(Exercise)
Only lines with the word "mention" are needed; collect each of them from the listing below.

:::::

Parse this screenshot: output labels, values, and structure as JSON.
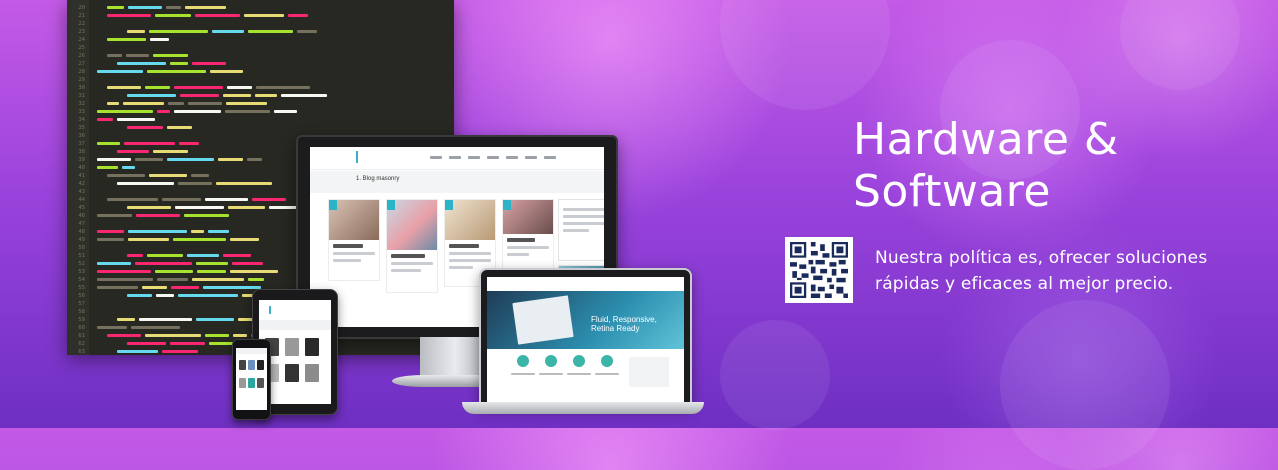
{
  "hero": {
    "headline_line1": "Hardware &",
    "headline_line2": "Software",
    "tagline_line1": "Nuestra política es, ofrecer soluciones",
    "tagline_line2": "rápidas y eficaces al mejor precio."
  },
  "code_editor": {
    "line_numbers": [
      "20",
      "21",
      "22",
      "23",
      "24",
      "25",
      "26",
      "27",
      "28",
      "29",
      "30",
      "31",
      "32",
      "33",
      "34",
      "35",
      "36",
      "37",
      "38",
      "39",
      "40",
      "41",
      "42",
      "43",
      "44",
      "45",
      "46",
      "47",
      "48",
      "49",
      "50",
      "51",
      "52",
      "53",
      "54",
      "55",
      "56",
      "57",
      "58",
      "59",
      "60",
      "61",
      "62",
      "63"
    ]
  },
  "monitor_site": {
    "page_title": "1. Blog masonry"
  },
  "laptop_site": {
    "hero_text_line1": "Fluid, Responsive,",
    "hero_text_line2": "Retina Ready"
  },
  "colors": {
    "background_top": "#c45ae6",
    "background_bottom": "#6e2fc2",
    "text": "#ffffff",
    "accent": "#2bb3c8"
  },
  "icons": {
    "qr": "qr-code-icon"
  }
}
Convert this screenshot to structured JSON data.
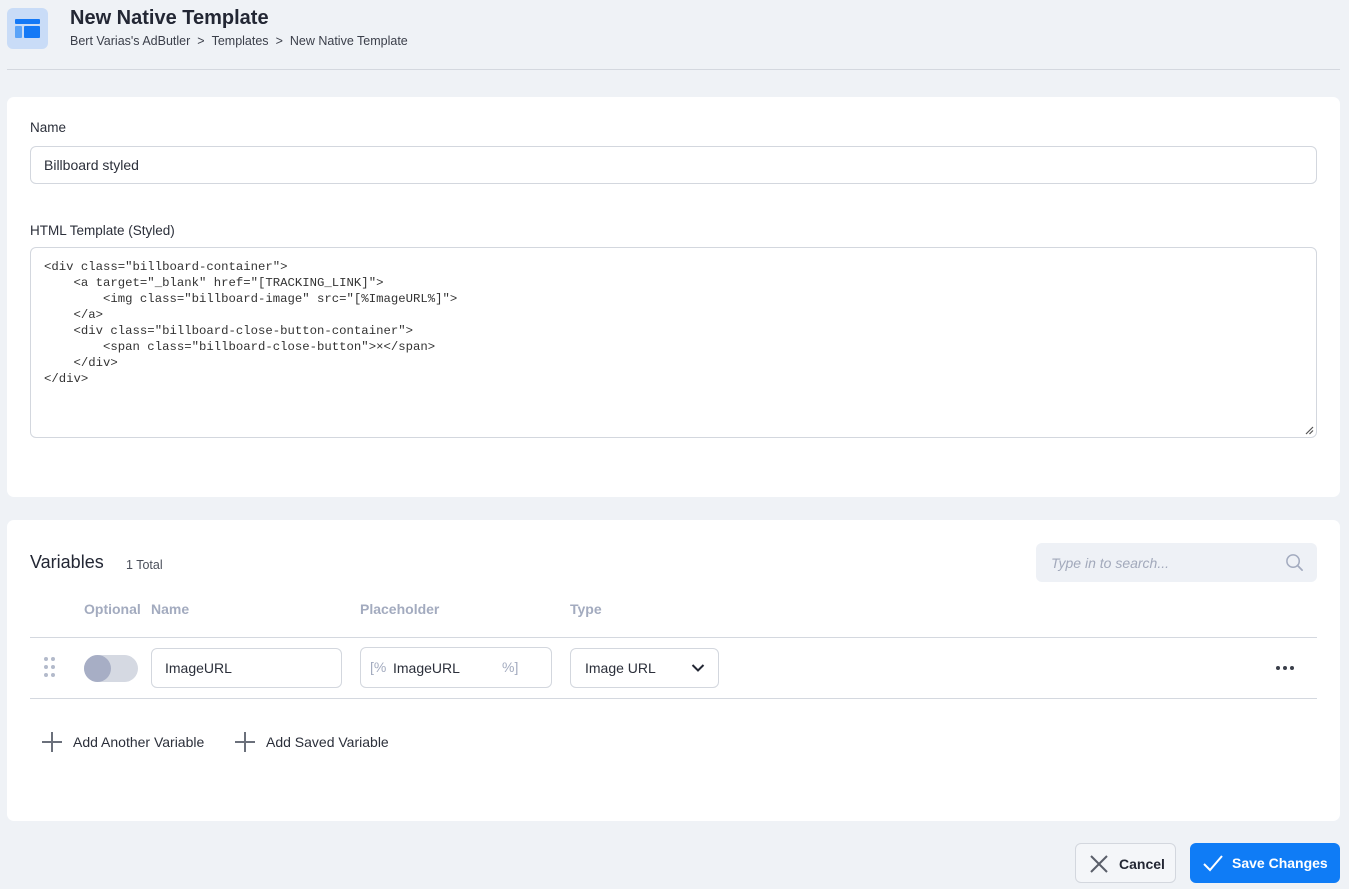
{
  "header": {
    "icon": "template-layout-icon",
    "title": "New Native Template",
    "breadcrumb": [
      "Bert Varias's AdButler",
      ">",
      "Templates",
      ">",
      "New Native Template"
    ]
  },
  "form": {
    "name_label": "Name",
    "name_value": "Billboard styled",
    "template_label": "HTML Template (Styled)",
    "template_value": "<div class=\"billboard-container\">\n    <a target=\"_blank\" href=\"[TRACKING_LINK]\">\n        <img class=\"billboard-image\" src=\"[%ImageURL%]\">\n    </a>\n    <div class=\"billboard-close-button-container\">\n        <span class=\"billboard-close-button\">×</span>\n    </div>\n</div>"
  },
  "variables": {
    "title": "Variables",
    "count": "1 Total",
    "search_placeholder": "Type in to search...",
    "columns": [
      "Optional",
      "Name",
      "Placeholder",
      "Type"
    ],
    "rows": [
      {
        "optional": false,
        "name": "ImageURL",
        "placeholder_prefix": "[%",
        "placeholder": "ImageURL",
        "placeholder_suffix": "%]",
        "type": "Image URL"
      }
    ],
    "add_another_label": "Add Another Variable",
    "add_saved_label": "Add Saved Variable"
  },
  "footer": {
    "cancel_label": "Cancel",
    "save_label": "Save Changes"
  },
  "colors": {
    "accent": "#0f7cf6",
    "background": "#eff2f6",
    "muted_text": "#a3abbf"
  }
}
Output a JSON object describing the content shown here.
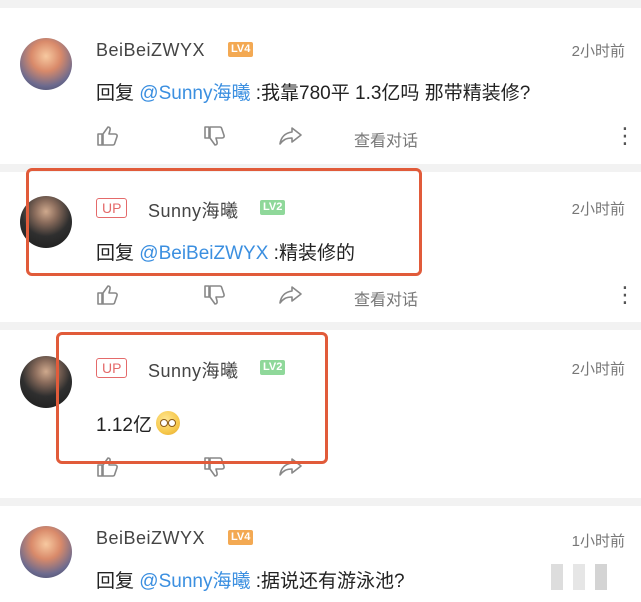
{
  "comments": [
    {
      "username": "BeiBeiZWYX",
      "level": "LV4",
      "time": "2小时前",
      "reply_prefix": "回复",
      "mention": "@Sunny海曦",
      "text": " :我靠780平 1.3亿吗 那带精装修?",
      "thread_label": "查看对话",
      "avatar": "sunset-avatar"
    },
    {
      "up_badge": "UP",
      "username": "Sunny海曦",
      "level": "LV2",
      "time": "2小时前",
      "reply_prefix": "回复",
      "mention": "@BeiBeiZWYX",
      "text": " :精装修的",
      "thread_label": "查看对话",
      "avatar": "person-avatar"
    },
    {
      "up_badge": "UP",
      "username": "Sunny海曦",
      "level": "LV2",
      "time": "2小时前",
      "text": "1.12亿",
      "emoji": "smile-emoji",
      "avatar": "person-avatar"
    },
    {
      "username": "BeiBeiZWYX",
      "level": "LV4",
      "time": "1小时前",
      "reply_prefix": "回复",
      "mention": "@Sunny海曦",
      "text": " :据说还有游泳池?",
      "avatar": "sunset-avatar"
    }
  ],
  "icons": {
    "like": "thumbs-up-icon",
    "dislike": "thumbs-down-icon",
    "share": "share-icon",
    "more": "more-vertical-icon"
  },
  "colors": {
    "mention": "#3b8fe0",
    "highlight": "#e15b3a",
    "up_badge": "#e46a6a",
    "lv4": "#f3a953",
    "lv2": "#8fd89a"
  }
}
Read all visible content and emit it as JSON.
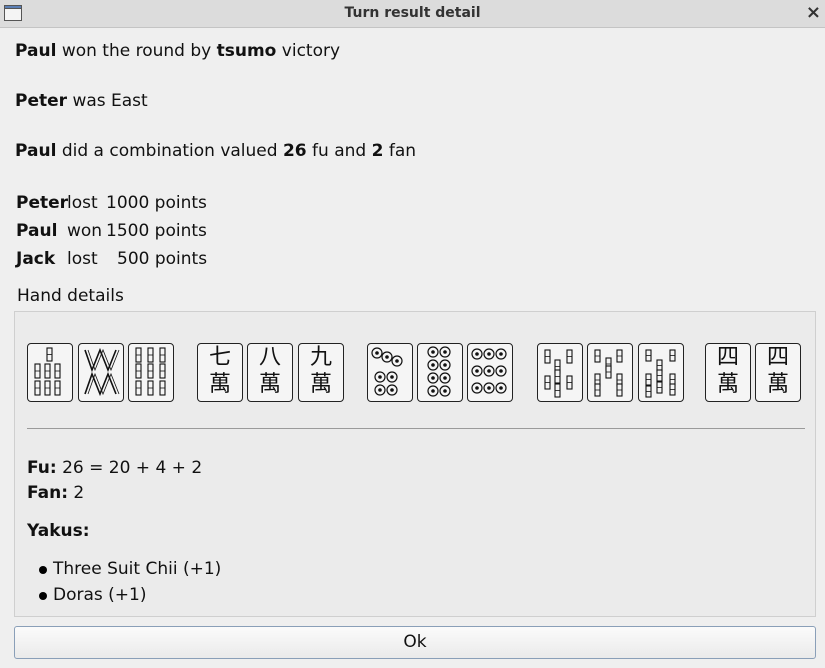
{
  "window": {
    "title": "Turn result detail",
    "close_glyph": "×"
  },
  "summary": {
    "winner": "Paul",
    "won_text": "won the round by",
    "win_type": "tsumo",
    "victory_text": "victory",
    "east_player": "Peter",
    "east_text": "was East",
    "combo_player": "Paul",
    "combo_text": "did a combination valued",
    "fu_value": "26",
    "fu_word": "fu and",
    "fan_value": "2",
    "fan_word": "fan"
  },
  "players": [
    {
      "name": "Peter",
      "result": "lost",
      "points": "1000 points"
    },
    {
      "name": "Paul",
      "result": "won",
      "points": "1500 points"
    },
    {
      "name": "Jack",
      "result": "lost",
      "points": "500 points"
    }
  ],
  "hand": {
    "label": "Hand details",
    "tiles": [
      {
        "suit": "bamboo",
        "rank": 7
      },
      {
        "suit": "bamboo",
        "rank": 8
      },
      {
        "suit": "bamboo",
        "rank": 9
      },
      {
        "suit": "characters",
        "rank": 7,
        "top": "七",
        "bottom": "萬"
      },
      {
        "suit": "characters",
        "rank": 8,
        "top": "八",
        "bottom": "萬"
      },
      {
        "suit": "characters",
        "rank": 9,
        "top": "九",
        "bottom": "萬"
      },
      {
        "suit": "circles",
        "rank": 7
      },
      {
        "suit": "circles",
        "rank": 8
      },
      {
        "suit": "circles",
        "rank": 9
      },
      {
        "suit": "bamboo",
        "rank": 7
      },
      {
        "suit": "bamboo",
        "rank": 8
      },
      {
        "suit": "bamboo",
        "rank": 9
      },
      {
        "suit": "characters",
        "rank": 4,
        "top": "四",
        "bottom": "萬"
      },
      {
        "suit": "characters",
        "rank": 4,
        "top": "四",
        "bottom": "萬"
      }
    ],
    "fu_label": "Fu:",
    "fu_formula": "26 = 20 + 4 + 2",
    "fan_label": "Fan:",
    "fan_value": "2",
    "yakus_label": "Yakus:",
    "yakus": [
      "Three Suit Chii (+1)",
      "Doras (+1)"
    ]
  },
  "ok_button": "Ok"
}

:::::

(Task output)
      "mention": "@Sunny海曦",
      "mention": "@BeiBeiZWYX",
      "mention": "@Sunny海曦",
    "mention": "#3b8fe0",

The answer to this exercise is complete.